To be done — Repeat each record below exactly as given.

Provided records —
------------------------

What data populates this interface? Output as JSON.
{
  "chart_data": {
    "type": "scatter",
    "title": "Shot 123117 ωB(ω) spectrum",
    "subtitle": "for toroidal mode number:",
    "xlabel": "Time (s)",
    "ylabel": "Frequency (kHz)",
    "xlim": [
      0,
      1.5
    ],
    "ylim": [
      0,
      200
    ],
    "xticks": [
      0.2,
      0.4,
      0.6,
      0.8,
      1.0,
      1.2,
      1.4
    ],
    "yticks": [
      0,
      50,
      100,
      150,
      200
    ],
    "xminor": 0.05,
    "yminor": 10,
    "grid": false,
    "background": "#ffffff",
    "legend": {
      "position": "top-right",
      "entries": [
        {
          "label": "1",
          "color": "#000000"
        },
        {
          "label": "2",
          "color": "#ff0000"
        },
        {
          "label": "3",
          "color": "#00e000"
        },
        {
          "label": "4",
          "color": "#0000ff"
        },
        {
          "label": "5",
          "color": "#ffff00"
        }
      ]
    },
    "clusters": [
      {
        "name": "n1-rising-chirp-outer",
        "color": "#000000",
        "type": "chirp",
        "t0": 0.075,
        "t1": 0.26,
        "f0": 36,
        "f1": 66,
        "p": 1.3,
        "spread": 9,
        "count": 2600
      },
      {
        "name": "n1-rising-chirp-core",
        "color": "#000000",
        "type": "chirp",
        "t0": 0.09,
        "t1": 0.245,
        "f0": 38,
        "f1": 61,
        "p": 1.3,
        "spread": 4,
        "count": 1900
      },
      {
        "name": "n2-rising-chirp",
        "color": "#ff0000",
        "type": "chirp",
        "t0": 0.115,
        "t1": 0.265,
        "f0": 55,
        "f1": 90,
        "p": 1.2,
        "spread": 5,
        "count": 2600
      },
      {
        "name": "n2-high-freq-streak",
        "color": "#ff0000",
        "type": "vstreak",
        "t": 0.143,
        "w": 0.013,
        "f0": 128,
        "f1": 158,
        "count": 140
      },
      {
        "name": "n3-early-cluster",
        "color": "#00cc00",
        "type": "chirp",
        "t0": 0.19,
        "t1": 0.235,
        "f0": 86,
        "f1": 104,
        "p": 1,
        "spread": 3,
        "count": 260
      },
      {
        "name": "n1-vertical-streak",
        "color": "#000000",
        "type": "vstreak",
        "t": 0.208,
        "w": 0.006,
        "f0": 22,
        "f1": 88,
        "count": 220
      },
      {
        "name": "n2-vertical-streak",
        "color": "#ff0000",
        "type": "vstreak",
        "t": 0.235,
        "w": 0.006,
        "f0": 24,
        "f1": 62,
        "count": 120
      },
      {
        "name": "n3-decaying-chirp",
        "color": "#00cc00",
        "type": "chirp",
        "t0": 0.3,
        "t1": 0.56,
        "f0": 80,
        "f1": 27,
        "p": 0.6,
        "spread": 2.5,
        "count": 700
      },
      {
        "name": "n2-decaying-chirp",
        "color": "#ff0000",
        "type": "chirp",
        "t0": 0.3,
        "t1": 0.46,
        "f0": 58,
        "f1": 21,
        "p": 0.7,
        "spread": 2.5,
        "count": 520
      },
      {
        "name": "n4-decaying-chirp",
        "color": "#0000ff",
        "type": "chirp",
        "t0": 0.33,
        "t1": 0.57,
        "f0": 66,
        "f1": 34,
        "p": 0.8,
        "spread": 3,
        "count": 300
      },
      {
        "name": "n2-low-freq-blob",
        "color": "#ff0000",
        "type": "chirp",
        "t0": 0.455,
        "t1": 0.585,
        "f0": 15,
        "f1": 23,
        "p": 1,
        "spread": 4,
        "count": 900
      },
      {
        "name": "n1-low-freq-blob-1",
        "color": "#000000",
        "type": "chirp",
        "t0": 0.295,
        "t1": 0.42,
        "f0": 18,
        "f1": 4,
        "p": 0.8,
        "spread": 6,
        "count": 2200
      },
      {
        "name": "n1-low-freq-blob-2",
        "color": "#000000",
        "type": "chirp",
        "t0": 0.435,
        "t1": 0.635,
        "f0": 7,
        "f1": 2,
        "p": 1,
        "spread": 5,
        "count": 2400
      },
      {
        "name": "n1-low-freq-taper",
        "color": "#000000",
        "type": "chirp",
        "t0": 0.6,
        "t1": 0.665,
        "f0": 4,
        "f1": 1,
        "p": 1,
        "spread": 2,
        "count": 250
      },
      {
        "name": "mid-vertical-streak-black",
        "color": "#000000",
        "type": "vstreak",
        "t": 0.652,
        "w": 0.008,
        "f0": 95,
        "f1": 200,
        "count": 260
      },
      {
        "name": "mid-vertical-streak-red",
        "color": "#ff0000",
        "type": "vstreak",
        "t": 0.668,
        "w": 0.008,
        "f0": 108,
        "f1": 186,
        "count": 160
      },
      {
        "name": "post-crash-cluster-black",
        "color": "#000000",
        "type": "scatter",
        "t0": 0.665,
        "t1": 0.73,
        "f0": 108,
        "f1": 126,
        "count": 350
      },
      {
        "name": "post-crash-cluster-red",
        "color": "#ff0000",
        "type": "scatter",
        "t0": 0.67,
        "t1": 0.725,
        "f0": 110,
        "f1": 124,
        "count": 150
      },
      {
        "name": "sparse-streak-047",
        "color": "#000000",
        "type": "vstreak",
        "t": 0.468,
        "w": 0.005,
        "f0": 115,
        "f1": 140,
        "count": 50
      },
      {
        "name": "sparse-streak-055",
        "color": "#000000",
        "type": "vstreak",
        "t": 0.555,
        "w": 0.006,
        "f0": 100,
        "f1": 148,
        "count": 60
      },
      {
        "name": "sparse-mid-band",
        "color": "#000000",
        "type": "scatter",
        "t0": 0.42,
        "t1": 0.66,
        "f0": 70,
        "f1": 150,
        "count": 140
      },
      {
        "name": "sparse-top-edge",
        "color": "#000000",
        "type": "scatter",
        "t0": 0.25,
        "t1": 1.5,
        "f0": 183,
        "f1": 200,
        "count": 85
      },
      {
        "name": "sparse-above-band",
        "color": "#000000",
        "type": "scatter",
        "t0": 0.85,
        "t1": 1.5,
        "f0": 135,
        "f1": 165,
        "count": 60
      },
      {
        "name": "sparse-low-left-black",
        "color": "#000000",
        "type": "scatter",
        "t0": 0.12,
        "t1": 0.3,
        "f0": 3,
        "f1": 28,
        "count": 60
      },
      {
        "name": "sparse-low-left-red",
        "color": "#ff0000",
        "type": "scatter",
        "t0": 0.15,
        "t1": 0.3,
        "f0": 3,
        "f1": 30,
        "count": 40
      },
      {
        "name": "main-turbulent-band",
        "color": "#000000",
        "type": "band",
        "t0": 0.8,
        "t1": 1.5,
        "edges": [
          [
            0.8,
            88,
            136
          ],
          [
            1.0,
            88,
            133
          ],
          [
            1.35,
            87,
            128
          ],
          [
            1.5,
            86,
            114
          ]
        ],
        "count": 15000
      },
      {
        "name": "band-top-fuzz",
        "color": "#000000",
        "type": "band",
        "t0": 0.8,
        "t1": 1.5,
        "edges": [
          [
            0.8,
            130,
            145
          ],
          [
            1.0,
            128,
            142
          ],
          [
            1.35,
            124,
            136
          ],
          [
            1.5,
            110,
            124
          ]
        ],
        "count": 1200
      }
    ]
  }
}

------------------------

Result —
What data populates this interface? Output as JSON.
{
  "chart_data": {
    "type": "scatter",
    "title": "Shot 123117 ωB(ω) spectrum",
    "subtitle": "for toroidal mode number:",
    "xlabel": "Time (s)",
    "ylabel": "Frequency (kHz)",
    "xlim": [
      0,
      1.5
    ],
    "ylim": [
      0,
      200
    ],
    "xticks": [
      0.2,
      0.4,
      0.6,
      0.8,
      1.0,
      1.2,
      1.4
    ],
    "yticks": [
      0,
      50,
      100,
      150,
      200
    ],
    "xminor": 0.05,
    "yminor": 10,
    "grid": false,
    "background": "#ffffff",
    "legend": {
      "position": "top-right",
      "entries": [
        {
          "label": "1",
          "color": "#000000"
        },
        {
          "label": "2",
          "color": "#ff0000"
        },
        {
          "label": "3",
          "color": "#00e000"
        },
        {
          "label": "4",
          "color": "#0000ff"
        },
        {
          "label": "5",
          "color": "#ffff00"
        }
      ]
    },
    "clusters": [
      {
        "name": "n1-rising-chirp-outer",
        "color": "#000000",
        "type": "chirp",
        "t0": 0.075,
        "t1": 0.26,
        "f0": 36,
        "f1": 66,
        "p": 1.3,
        "spread": 9,
        "count": 2600
      },
      {
        "name": "n1-rising-chirp-core",
        "color": "#000000",
        "type": "chirp",
        "t0": 0.09,
        "t1": 0.245,
        "f0": 38,
        "f1": 61,
        "p": 1.3,
        "spread": 4,
        "count": 1900
      },
      {
        "name": "n2-rising-chirp",
        "color": "#ff0000",
        "type": "chirp",
        "t0": 0.115,
        "t1": 0.265,
        "f0": 55,
        "f1": 90,
        "p": 1.2,
        "spread": 5,
        "count": 2600
      },
      {
        "name": "n2-high-freq-streak",
        "color": "#ff0000",
        "type": "vstreak",
        "t": 0.143,
        "w": 0.013,
        "f0": 128,
        "f1": 158,
        "count": 140
      },
      {
        "name": "n3-early-cluster",
        "color": "#00cc00",
        "type": "chirp",
        "t0": 0.19,
        "t1": 0.235,
        "f0": 86,
        "f1": 104,
        "p": 1,
        "spread": 3,
        "count": 260
      },
      {
        "name": "n1-vertical-streak",
        "color": "#000000",
        "type": "vstreak",
        "t": 0.208,
        "w": 0.006,
        "f0": 22,
        "f1": 88,
        "count": 220
      },
      {
        "name": "n2-vertical-streak",
        "color": "#ff0000",
        "type": "vstreak",
        "t": 0.235,
        "w": 0.006,
        "f0": 24,
        "f1": 62,
        "count": 120
      },
      {
        "name": "n3-decaying-chirp",
        "color": "#00cc00",
        "type": "chirp",
        "t0": 0.3,
        "t1": 0.56,
        "f0": 80,
        "f1": 27,
        "p": 0.6,
        "spread": 2.5,
        "count": 700
      },
      {
        "name": "n2-decaying-chirp",
        "color": "#ff0000",
        "type": "chirp",
        "t0": 0.3,
        "t1": 0.46,
        "f0": 58,
        "f1": 21,
        "p": 0.7,
        "spread": 2.5,
        "count": 520
      },
      {
        "name": "n4-decaying-chirp",
        "color": "#0000ff",
        "type": "chirp",
        "t0": 0.33,
        "t1": 0.57,
        "f0": 66,
        "f1": 34,
        "p": 0.8,
        "spread": 3,
        "count": 300
      },
      {
        "name": "n2-low-freq-blob",
        "color": "#ff0000",
        "type": "chirp",
        "t0": 0.455,
        "t1": 0.585,
        "f0": 15,
        "f1": 23,
        "p": 1,
        "spread": 4,
        "count": 900
      },
      {
        "name": "n1-low-freq-blob-1",
        "color": "#000000",
        "type": "chirp",
        "t0": 0.295,
        "t1": 0.42,
        "f0": 18,
        "f1": 4,
        "p": 0.8,
        "spread": 6,
        "count": 2200
      },
      {
        "name": "n1-low-freq-blob-2",
        "color": "#000000",
        "type": "chirp",
        "t0": 0.435,
        "t1": 0.635,
        "f0": 7,
        "f1": 2,
        "p": 1,
        "spread": 5,
        "count": 2400
      },
      {
        "name": "n1-low-freq-taper",
        "color": "#000000",
        "type": "chirp",
        "t0": 0.6,
        "t1": 0.665,
        "f0": 4,
        "f1": 1,
        "p": 1,
        "spread": 2,
        "count": 250
      },
      {
        "name": "mid-vertical-streak-black",
        "color": "#000000",
        "type": "vstreak",
        "t": 0.652,
        "w": 0.008,
        "f0": 95,
        "f1": 200,
        "count": 260
      },
      {
        "name": "mid-vertical-streak-red",
        "color": "#ff0000",
        "type": "vstreak",
        "t": 0.668,
        "w": 0.008,
        "f0": 108,
        "f1": 186,
        "count": 160
      },
      {
        "name": "post-crash-cluster-black",
        "color": "#000000",
        "type": "scatter",
        "t0": 0.665,
        "t1": 0.73,
        "f0": 108,
        "f1": 126,
        "count": 350
      },
      {
        "name": "post-crash-cluster-red",
        "color": "#ff0000",
        "type": "scatter",
        "t0": 0.67,
        "t1": 0.725,
        "f0": 110,
        "f1": 124,
        "count": 150
      },
      {
        "name": "sparse-streak-047",
        "color": "#000000",
        "type": "vstreak",
        "t": 0.468,
        "w": 0.005,
        "f0": 115,
        "f1": 140,
        "count": 50
      },
      {
        "name": "sparse-streak-055",
        "color": "#000000",
        "type": "vstreak",
        "t": 0.555,
        "w": 0.006,
        "f0": 100,
        "f1": 148,
        "count": 60
      },
      {
        "name": "sparse-mid-band",
        "color": "#000000",
        "type": "scatter",
        "t0": 0.42,
        "t1": 0.66,
        "f0": 70,
        "f1": 150,
        "count": 140
      },
      {
        "name": "sparse-top-edge",
        "color": "#000000",
        "type": "scatter",
        "t0": 0.25,
        "t1": 1.5,
        "f0": 183,
        "f1": 200,
        "count": 85
      },
      {
        "name": "sparse-above-band",
        "color": "#000000",
        "type": "scatter",
        "t0": 0.85,
        "t1": 1.5,
        "f0": 135,
        "f1": 165,
        "count": 60
      },
      {
        "name": "sparse-low-left-black",
        "color": "#000000",
        "type": "scatter",
        "t0": 0.12,
        "t1": 0.3,
        "f0": 3,
        "f1": 28,
        "count": 60
      },
      {
        "name": "sparse-low-left-red",
        "color": "#ff0000",
        "type": "scatter",
        "t0": 0.15,
        "t1": 0.3,
        "f0": 3,
        "f1": 30,
        "count": 40
      },
      {
        "name": "main-turbulent-band",
        "color": "#000000",
        "type": "band",
        "t0": 0.8,
        "t1": 1.5,
        "edges": [
          [
            0.8,
            88,
            136
          ],
          [
            1.0,
            88,
            133
          ],
          [
            1.35,
            87,
            128
          ],
          [
            1.5,
            86,
            114
          ]
        ],
        "count": 15000
      },
      {
        "name": "band-top-fuzz",
        "color": "#000000",
        "type": "band",
        "t0": 0.8,
        "t1": 1.5,
        "edges": [
          [
            0.8,
            130,
            145
          ],
          [
            1.0,
            128,
            142
          ],
          [
            1.35,
            124,
            136
          ],
          [
            1.5,
            110,
            124
          ]
        ],
        "count": 1200
      }
    ]
  }
}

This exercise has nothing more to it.